> [TASK TO COMPLETE] Restate the entries below word for word, omitting nothing.

Data entries
↓

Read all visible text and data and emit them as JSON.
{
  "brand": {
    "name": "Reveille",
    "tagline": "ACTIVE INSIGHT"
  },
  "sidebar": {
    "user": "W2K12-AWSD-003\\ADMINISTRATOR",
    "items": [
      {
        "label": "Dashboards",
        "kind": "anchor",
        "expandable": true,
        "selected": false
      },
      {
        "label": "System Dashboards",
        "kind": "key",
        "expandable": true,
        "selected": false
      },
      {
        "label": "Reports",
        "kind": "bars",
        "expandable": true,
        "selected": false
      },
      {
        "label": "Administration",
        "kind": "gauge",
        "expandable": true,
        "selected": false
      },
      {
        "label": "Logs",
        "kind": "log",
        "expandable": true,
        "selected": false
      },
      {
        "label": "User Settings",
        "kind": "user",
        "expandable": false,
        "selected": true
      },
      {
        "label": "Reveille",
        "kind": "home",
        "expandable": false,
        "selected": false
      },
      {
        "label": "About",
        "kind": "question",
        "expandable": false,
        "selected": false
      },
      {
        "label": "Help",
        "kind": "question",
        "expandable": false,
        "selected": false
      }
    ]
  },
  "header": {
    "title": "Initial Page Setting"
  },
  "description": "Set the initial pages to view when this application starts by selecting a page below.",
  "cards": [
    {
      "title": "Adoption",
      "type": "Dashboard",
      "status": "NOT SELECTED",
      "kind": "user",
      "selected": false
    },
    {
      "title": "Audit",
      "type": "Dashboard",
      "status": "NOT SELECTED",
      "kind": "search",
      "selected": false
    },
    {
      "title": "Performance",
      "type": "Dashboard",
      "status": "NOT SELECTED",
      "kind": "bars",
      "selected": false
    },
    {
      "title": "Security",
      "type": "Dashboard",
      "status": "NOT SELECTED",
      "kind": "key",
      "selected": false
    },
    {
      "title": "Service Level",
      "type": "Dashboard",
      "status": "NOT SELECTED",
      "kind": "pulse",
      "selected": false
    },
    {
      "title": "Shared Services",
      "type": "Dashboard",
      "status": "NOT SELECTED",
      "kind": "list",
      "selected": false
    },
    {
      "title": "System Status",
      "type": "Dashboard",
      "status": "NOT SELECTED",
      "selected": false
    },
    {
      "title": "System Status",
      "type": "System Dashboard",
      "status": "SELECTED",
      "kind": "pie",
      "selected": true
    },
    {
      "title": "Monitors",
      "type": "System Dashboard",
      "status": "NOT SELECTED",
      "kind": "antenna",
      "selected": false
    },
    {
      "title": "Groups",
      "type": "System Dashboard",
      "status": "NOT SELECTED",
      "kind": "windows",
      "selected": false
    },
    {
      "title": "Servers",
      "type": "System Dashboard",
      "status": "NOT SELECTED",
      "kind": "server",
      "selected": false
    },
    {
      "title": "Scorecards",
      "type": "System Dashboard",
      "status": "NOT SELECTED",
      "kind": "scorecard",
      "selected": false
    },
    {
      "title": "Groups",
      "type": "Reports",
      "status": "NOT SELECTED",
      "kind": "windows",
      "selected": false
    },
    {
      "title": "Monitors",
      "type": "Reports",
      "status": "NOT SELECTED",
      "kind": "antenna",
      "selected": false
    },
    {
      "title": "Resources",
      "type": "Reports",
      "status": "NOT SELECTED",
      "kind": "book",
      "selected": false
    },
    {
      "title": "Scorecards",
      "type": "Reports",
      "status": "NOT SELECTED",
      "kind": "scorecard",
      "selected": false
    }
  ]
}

↑

> [ANSWER TO THE TASK]
Read all visible text and data and emit them as JSON.
{
  "brand": {
    "name": "Reveille",
    "tagline": "ACTIVE INSIGHT"
  },
  "sidebar": {
    "user": "W2K12-AWSD-003\\ADMINISTRATOR",
    "items": [
      {
        "label": "Dashboards",
        "kind": "anchor",
        "expandable": true,
        "selected": false
      },
      {
        "label": "System Dashboards",
        "kind": "key",
        "expandable": true,
        "selected": false
      },
      {
        "label": "Reports",
        "kind": "bars",
        "expandable": true,
        "selected": false
      },
      {
        "label": "Administration",
        "kind": "gauge",
        "expandable": true,
        "selected": false
      },
      {
        "label": "Logs",
        "kind": "log",
        "expandable": true,
        "selected": false
      },
      {
        "label": "User Settings",
        "kind": "user",
        "expandable": false,
        "selected": true
      },
      {
        "label": "Reveille",
        "kind": "home",
        "expandable": false,
        "selected": false
      },
      {
        "label": "About",
        "kind": "question",
        "expandable": false,
        "selected": false
      },
      {
        "label": "Help",
        "kind": "question",
        "expandable": false,
        "selected": false
      }
    ]
  },
  "header": {
    "title": "Initial Page Setting"
  },
  "description": "Set the initial pages to view when this application starts by selecting a page below.",
  "cards": [
    {
      "title": "Adoption",
      "type": "Dashboard",
      "status": "NOT SELECTED",
      "kind": "user",
      "selected": false
    },
    {
      "title": "Audit",
      "type": "Dashboard",
      "status": "NOT SELECTED",
      "kind": "search",
      "selected": false
    },
    {
      "title": "Performance",
      "type": "Dashboard",
      "status": "NOT SELECTED",
      "kind": "bars",
      "selected": false
    },
    {
      "title": "Security",
      "type": "Dashboard",
      "status": "NOT SELECTED",
      "kind": "key",
      "selected": false
    },
    {
      "title": "Service Level",
      "type": "Dashboard",
      "status": "NOT SELECTED",
      "kind": "pulse",
      "selected": false
    },
    {
      "title": "Shared Services",
      "type": "Dashboard",
      "status": "NOT SELECTED",
      "kind": "list",
      "selected": false
    },
    {
      "title": "System Status",
      "type": "Dashboard",
      "status": "NOT SELECTED",
      "selected": false
    },
    {
      "title": "System Status",
      "type": "System Dashboard",
      "status": "SELECTED",
      "kind": "pie",
      "selected": true
    },
    {
      "title": "Monitors",
      "type": "System Dashboard",
      "status": "NOT SELECTED",
      "kind": "antenna",
      "selected": false
    },
    {
      "title": "Groups",
      "type": "System Dashboard",
      "status": "NOT SELECTED",
      "kind": "windows",
      "selected": false
    },
    {
      "title": "Servers",
      "type": "System Dashboard",
      "status": "NOT SELECTED",
      "kind": "server",
      "selected": false
    },
    {
      "title": "Scorecards",
      "type": "System Dashboard",
      "status": "NOT SELECTED",
      "kind": "scorecard",
      "selected": false
    },
    {
      "title": "Groups",
      "type": "Reports",
      "status": "NOT SELECTED",
      "kind": "windows",
      "selected": false
    },
    {
      "title": "Monitors",
      "type": "Reports",
      "status": "NOT SELECTED",
      "kind": "antenna",
      "selected": false
    },
    {
      "title": "Resources",
      "type": "Reports",
      "status": "NOT SELECTED",
      "kind": "book",
      "selected": false
    },
    {
      "title": "Scorecards",
      "type": "Reports",
      "status": "NOT SELECTED",
      "kind": "scorecard",
      "selected": false
    }
  ]
}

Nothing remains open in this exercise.